╭─ Information supplied
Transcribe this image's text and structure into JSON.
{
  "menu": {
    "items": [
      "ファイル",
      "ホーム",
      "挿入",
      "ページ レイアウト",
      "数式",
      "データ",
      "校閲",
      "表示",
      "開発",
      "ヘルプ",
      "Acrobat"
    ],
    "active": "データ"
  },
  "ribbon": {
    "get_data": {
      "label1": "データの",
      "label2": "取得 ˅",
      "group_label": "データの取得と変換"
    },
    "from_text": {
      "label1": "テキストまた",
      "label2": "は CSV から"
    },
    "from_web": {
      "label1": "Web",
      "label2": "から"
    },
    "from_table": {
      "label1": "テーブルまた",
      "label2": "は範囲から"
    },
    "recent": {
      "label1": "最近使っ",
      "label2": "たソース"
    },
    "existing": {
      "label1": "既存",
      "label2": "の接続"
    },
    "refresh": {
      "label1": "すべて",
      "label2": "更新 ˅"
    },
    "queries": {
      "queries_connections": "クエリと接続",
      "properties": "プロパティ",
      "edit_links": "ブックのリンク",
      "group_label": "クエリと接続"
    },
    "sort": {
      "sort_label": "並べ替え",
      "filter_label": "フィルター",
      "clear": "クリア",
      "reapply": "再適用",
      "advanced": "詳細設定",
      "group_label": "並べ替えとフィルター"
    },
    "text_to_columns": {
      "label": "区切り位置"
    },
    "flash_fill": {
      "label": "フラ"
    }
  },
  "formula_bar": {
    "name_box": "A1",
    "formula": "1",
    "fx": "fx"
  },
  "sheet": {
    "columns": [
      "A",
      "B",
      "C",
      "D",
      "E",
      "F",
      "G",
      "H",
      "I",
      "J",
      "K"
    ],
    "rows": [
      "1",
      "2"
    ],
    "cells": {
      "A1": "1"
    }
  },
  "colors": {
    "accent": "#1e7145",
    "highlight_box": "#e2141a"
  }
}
╰─
▶ _Requirements_
Write out the entries above word for word.

▶ _Exercise solution_
Transcribe this image's text and structure into JSON.
{
  "menu": {
    "items": [
      "ファイル",
      "ホーム",
      "挿入",
      "ページ レイアウト",
      "数式",
      "データ",
      "校閲",
      "表示",
      "開発",
      "ヘルプ",
      "Acrobat"
    ],
    "active": "データ"
  },
  "ribbon": {
    "get_data": {
      "label1": "データの",
      "label2": "取得 ˅",
      "group_label": "データの取得と変換"
    },
    "from_text": {
      "label1": "テキストまた",
      "label2": "は CSV から"
    },
    "from_web": {
      "label1": "Web",
      "label2": "から"
    },
    "from_table": {
      "label1": "テーブルまた",
      "label2": "は範囲から"
    },
    "recent": {
      "label1": "最近使っ",
      "label2": "たソース"
    },
    "existing": {
      "label1": "既存",
      "label2": "の接続"
    },
    "refresh": {
      "label1": "すべて",
      "label2": "更新 ˅"
    },
    "queries": {
      "queries_connections": "クエリと接続",
      "properties": "プロパティ",
      "edit_links": "ブックのリンク",
      "group_label": "クエリと接続"
    },
    "sort": {
      "sort_label": "並べ替え",
      "filter_label": "フィルター",
      "clear": "クリア",
      "reapply": "再適用",
      "advanced": "詳細設定",
      "group_label": "並べ替えとフィルター"
    },
    "text_to_columns": {
      "label": "区切り位置"
    },
    "flash_fill": {
      "label": "フラ"
    }
  },
  "formula_bar": {
    "name_box": "A1",
    "formula": "1",
    "fx": "fx"
  },
  "sheet": {
    "columns": [
      "A",
      "B",
      "C",
      "D",
      "E",
      "F",
      "G",
      "H",
      "I",
      "J",
      "K"
    ],
    "rows": [
      "1",
      "2"
    ],
    "cells": {
      "A1": "1"
    }
  },
  "colors": {
    "accent": "#1e7145",
    "highlight_box": "#e2141a"
  }
}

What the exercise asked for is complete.